__TASK REQUIREMENTS__: Lines below that include the word "Horses" should each be copied.

__STORED DATA__:
**********
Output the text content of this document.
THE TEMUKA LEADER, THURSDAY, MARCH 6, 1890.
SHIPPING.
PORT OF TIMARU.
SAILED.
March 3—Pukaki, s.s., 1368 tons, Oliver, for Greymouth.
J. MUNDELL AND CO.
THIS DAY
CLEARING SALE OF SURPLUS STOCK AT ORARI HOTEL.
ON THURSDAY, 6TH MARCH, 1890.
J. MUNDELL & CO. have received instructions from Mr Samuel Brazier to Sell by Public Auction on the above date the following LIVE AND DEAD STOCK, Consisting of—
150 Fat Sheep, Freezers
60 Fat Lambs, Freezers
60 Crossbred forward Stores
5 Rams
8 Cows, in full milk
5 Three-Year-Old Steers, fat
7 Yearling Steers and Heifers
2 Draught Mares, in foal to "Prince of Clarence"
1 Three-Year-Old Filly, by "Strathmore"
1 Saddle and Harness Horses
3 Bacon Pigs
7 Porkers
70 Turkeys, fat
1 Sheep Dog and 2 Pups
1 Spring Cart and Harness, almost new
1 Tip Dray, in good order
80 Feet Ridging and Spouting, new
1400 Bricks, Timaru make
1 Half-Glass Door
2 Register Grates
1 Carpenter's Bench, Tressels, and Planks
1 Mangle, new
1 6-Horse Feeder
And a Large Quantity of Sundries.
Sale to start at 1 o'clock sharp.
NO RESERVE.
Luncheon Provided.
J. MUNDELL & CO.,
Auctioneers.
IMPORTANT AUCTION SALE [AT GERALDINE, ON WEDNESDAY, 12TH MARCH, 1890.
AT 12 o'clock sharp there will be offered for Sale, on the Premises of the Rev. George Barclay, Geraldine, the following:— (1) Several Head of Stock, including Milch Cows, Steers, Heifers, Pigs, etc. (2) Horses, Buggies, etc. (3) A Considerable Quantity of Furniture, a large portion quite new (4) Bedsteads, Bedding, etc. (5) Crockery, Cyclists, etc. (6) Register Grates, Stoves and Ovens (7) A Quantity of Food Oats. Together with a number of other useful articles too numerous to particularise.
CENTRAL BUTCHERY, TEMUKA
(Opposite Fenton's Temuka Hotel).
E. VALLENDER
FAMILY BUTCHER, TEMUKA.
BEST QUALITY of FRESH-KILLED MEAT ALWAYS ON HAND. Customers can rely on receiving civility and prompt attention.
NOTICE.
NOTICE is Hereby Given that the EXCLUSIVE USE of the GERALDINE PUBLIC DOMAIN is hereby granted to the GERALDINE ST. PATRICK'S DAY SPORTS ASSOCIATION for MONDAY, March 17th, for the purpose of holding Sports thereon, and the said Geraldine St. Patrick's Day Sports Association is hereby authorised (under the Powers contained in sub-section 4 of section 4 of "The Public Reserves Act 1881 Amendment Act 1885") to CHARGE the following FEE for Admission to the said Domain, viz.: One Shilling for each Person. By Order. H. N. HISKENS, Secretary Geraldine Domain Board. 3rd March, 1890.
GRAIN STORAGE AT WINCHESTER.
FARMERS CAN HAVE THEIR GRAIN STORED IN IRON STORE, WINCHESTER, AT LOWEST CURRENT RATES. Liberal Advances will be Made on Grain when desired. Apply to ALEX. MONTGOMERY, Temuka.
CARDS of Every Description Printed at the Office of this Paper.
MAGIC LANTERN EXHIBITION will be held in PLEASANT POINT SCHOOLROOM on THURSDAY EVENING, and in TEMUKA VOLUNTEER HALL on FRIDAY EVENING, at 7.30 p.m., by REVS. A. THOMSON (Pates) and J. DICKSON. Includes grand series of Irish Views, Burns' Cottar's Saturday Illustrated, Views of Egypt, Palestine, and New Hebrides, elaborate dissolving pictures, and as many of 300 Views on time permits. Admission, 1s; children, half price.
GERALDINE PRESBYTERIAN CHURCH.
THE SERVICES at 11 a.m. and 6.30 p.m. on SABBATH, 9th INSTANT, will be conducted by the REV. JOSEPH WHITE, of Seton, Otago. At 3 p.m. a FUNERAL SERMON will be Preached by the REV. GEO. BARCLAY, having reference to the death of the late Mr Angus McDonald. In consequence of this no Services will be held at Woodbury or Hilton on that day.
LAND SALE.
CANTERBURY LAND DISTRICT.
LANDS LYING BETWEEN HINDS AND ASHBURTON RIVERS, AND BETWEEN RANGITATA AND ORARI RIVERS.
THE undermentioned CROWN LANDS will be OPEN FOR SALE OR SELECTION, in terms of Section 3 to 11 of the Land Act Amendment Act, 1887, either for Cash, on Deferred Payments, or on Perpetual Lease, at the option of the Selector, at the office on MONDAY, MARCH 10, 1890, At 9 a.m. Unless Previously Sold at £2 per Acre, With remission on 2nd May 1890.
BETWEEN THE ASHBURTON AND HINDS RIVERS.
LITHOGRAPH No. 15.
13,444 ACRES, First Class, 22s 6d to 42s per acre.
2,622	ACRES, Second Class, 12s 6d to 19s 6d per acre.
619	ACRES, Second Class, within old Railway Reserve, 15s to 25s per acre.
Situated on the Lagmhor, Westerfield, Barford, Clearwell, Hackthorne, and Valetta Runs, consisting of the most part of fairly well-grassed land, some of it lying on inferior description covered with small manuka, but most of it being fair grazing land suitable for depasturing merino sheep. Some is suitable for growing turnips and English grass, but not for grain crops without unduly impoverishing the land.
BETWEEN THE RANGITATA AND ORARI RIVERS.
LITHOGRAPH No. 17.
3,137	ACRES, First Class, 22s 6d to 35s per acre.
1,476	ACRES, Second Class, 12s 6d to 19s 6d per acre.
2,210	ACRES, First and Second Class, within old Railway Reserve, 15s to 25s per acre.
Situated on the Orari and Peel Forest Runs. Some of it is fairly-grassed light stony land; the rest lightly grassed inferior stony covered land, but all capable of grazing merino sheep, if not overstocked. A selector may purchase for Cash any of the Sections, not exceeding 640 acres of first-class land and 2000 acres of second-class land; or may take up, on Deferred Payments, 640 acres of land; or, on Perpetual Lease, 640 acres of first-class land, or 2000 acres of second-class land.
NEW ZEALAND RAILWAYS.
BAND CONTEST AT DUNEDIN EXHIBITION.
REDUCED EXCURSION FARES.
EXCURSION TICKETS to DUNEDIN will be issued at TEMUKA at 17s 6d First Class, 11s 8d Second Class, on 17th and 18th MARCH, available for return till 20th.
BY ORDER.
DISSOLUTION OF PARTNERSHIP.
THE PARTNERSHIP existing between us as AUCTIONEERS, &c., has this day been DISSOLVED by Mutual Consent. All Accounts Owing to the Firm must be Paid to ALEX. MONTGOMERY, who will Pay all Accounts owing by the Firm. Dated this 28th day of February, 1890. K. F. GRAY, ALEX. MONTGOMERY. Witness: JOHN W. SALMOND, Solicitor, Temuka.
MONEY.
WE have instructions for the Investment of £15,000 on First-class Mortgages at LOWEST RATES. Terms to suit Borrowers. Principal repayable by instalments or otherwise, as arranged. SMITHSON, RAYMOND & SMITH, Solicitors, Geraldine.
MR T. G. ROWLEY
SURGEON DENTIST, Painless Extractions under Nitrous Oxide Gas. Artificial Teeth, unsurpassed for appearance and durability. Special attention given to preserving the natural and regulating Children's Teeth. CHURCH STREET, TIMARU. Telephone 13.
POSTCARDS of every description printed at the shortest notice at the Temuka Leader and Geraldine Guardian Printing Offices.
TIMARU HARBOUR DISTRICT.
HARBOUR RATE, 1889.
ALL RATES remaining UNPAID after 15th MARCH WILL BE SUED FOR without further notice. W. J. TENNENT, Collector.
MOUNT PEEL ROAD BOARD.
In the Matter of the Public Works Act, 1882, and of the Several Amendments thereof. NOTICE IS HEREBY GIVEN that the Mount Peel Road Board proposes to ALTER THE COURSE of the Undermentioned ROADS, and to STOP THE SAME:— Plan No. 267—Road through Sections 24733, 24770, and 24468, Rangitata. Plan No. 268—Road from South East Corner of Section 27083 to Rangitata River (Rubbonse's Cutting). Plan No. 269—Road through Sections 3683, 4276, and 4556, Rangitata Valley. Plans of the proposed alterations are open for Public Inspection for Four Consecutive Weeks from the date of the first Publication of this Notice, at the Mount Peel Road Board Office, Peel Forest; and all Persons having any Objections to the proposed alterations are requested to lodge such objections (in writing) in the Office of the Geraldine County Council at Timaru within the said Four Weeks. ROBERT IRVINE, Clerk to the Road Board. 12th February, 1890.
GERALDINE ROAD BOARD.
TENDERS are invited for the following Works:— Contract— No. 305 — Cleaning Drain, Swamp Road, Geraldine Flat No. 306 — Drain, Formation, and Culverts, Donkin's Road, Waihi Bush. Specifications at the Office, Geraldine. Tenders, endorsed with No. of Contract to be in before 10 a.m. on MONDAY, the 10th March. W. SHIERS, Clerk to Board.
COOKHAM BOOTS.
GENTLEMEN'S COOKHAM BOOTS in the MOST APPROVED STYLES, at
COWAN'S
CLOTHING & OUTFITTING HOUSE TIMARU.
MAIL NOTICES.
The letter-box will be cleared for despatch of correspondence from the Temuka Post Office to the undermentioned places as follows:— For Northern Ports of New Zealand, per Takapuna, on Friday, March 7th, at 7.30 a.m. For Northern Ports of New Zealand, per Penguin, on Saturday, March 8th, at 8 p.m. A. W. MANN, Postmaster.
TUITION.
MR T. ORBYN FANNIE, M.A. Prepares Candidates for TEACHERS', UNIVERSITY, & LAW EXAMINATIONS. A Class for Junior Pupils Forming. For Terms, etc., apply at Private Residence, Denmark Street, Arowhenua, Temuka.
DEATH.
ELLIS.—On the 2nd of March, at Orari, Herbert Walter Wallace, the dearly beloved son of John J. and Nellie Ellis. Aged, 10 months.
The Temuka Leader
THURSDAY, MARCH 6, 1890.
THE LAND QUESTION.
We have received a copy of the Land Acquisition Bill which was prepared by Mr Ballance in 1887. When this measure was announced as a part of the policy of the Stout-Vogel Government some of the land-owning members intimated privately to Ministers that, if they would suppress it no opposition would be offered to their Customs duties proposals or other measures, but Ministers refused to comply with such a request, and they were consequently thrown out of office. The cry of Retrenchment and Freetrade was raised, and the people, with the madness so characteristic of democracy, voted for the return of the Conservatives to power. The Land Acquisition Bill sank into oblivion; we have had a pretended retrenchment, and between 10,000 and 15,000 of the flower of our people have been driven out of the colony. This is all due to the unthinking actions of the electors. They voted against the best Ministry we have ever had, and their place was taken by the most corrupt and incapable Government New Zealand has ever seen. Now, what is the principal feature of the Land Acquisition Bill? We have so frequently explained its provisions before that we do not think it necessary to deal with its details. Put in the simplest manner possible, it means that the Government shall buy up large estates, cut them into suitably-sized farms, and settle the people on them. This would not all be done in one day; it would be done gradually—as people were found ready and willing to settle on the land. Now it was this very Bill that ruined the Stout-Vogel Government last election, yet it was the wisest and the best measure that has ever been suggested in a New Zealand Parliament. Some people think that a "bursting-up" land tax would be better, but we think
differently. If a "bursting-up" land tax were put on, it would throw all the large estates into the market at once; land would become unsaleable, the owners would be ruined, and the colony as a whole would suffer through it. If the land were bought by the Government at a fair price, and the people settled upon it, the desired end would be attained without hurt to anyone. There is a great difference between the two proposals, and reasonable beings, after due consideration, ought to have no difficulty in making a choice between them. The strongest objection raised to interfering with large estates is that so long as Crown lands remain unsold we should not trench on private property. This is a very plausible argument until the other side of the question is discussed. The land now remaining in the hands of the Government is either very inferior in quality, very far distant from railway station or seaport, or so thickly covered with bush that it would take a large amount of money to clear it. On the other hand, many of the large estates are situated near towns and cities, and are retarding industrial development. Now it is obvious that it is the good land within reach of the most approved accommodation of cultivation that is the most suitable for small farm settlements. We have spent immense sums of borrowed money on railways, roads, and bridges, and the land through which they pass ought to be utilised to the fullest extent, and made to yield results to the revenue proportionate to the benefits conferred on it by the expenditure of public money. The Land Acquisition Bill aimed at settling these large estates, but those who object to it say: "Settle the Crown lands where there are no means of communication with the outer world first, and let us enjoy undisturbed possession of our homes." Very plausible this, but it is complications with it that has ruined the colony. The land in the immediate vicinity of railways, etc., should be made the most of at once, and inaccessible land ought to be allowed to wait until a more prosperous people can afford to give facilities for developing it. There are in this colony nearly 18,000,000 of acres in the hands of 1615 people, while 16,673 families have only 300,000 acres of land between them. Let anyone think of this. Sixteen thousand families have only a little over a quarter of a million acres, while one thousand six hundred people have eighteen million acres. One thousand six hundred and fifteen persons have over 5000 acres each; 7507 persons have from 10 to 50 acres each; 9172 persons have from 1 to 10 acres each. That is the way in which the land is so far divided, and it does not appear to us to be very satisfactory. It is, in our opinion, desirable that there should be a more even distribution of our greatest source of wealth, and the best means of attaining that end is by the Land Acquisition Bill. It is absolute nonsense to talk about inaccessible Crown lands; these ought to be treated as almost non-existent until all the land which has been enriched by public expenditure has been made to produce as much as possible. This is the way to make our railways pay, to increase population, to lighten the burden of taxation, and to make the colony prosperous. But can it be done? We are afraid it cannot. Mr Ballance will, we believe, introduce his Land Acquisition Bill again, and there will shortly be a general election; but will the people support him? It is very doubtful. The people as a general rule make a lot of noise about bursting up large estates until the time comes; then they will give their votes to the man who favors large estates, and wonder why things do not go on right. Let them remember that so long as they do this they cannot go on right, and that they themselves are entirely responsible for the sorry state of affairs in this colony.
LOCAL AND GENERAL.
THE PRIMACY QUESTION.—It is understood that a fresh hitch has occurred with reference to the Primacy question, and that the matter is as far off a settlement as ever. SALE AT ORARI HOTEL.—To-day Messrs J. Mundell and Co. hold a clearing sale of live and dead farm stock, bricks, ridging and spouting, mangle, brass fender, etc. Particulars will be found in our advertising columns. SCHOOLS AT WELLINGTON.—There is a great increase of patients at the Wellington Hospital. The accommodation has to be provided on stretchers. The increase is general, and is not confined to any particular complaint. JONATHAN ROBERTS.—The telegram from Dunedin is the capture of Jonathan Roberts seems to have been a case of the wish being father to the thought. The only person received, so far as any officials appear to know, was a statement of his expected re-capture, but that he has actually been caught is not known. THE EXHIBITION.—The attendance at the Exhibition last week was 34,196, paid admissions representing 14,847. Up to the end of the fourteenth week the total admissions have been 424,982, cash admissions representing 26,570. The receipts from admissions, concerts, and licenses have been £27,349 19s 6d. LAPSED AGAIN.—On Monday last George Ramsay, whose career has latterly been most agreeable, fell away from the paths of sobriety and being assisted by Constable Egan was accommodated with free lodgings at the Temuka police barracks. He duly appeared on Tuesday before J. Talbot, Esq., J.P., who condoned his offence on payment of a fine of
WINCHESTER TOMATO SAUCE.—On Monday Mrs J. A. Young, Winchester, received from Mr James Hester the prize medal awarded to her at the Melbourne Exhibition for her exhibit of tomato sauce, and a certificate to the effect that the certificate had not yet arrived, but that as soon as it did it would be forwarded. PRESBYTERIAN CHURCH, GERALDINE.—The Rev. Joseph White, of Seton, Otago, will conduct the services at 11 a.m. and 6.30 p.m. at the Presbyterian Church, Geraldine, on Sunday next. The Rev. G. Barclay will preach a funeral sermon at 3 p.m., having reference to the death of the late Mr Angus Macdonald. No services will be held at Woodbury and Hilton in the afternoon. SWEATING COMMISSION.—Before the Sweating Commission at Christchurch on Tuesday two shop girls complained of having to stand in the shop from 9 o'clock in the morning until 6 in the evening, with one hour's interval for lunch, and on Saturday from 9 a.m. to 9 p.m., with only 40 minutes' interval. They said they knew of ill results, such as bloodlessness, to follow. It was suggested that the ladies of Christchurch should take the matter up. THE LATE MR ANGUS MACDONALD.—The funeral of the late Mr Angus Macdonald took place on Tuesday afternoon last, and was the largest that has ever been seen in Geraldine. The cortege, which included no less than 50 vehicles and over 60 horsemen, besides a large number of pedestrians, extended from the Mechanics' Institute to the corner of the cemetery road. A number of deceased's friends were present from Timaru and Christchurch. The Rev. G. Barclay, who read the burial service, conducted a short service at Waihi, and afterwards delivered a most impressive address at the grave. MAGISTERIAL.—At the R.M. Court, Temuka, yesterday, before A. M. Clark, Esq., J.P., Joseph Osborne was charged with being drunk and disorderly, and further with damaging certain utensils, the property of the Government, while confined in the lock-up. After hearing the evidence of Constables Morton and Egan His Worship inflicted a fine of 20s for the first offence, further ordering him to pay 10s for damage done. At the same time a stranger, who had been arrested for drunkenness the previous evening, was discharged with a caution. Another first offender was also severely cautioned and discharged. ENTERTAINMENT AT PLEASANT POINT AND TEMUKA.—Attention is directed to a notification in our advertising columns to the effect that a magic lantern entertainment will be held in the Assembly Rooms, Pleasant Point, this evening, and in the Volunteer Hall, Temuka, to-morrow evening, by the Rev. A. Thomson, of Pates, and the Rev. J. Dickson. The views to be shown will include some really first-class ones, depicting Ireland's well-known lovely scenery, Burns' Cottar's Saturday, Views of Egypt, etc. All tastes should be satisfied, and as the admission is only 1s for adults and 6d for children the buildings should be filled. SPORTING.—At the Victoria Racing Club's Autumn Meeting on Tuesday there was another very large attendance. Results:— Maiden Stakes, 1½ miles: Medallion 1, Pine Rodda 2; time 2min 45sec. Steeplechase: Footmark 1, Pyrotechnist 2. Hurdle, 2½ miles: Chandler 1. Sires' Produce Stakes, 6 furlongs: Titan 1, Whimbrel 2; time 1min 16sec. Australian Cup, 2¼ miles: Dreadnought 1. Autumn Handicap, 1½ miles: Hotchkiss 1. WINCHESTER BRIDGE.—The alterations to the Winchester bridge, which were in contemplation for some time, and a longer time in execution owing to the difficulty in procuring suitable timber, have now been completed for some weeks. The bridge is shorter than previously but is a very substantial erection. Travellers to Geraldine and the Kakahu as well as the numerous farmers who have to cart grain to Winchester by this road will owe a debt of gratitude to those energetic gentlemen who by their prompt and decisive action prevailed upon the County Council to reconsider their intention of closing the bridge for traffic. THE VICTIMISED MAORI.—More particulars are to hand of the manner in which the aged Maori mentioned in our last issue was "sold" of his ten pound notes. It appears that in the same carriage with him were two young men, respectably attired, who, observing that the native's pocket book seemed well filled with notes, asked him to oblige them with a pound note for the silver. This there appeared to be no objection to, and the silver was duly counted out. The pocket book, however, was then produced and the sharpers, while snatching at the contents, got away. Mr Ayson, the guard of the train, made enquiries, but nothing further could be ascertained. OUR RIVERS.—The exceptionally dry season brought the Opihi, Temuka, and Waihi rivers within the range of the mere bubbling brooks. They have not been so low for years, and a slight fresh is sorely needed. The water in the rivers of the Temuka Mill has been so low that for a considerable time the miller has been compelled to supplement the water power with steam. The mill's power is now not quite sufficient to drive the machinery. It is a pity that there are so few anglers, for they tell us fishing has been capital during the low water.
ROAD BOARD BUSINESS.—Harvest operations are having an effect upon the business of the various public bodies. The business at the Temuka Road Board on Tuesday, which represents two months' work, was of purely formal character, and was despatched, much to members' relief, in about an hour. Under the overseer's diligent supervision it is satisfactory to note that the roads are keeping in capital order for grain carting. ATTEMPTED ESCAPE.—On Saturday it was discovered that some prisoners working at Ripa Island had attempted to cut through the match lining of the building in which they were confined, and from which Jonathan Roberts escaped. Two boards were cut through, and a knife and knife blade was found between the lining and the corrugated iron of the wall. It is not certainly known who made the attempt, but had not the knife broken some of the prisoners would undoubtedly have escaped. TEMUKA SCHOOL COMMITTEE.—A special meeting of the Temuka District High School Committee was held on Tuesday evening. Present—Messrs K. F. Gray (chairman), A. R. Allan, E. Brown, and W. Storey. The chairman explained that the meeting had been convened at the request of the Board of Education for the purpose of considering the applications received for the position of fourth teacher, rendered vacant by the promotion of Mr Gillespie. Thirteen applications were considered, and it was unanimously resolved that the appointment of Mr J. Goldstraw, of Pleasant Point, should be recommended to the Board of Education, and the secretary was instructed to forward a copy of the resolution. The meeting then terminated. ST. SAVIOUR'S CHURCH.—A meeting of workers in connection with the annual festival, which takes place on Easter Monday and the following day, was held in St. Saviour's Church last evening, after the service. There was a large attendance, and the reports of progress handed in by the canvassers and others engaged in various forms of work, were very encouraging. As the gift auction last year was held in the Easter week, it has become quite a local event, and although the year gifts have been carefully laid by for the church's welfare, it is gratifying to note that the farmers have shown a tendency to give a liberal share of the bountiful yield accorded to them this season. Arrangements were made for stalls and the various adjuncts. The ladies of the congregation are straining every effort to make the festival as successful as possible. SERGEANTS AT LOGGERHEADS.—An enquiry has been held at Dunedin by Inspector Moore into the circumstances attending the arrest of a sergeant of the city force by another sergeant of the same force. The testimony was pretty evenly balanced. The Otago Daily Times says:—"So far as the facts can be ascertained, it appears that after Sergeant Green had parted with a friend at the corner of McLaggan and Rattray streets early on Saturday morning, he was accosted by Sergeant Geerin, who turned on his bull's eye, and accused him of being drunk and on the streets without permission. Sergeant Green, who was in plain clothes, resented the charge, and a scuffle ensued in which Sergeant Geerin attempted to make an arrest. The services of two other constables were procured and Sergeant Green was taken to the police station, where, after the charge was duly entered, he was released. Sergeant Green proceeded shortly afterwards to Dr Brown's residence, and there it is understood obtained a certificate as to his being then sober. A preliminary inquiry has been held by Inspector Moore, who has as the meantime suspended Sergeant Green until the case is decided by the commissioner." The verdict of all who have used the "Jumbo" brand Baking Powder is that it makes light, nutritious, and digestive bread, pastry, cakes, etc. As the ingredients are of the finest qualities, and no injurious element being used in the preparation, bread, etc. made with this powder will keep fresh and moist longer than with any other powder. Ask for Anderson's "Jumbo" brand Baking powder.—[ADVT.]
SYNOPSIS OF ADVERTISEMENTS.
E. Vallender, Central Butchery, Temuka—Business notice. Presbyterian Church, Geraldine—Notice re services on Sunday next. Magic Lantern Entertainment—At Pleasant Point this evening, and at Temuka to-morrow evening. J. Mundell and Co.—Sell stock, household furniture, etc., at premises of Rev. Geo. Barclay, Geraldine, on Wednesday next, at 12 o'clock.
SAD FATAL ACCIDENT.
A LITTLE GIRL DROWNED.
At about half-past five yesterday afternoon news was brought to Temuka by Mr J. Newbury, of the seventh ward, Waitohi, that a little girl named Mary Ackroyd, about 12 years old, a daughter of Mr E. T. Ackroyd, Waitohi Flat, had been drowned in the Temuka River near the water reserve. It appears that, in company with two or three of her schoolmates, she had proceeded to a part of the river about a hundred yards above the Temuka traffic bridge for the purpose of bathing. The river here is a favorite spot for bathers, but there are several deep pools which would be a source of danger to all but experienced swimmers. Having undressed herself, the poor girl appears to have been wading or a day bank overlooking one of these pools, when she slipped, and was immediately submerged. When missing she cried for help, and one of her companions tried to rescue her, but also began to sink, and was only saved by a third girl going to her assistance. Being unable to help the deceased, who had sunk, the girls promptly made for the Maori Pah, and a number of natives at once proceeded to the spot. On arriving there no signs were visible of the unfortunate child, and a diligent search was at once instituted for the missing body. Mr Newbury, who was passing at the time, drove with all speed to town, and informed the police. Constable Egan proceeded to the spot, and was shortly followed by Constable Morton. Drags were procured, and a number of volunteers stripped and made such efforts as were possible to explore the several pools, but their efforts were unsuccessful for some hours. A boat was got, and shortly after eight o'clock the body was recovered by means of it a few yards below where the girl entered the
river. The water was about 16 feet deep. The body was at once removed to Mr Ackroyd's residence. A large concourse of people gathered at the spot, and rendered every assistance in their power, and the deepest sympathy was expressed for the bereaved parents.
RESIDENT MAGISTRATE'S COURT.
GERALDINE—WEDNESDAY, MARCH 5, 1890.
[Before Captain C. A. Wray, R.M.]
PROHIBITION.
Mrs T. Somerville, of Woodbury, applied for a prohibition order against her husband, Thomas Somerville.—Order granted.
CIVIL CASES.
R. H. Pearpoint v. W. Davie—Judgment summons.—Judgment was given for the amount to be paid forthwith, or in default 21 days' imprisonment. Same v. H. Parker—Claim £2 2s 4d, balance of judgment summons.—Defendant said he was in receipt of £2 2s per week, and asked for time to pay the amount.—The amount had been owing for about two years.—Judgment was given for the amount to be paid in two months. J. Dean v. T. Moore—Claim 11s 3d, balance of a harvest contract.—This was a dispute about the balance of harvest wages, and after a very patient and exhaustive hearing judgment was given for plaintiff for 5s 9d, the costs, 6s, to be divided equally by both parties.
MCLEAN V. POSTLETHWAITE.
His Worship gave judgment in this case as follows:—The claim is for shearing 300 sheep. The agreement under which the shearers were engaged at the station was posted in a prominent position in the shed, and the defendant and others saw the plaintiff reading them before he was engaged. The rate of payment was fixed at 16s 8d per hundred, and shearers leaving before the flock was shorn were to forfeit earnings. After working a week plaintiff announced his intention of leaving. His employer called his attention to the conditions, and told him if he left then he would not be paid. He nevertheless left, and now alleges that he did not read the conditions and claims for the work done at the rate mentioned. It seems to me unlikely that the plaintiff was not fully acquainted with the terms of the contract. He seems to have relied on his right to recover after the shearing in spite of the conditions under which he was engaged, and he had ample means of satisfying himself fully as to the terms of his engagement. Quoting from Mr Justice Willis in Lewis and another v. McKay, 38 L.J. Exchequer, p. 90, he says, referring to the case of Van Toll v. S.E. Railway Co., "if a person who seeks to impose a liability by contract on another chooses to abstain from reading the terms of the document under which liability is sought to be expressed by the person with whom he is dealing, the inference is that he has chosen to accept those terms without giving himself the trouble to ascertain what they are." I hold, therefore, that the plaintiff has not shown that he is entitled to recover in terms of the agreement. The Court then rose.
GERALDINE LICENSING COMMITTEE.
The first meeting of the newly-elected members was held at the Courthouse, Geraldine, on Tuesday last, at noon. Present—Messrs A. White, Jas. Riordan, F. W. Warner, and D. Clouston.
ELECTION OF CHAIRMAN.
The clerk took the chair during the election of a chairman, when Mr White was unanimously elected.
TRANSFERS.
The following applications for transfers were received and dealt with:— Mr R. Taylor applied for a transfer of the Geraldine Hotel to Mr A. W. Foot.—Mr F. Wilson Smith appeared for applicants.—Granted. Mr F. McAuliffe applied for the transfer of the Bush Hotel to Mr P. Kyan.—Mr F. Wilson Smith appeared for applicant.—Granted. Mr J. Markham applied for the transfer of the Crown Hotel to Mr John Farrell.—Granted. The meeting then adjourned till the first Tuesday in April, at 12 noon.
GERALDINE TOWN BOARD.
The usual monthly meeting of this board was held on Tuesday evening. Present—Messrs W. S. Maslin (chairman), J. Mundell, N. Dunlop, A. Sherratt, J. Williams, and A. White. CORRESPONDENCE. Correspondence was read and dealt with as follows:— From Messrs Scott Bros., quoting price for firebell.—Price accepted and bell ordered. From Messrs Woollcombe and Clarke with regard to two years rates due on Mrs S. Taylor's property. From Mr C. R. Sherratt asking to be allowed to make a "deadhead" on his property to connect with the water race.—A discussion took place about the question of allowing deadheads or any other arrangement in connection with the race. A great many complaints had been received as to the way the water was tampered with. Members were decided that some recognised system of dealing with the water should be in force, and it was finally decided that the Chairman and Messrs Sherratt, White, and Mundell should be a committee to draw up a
**********
__WRITTEN ANSWER__:
1 Saddle and Harness Horses
AT 12 o'clock sharp there will be offered for Sale, on the Premises of the Rev. George Barclay, Geraldine, the following:— (1) Several Head of Stock, including Milch Cows, Steers, Heifers, Pigs, etc. (2) Horses, Buggies, etc. (3) A Considerable Quantity of Furniture, a large portion quite new (4) Bedsteads, Bedding, etc. (5) Crockery, Cyclists, etc. (6) Register Grates, Stoves and Ovens (7) A Quantity of Food Oats. Together with a number of other useful articles too numerous to particularise.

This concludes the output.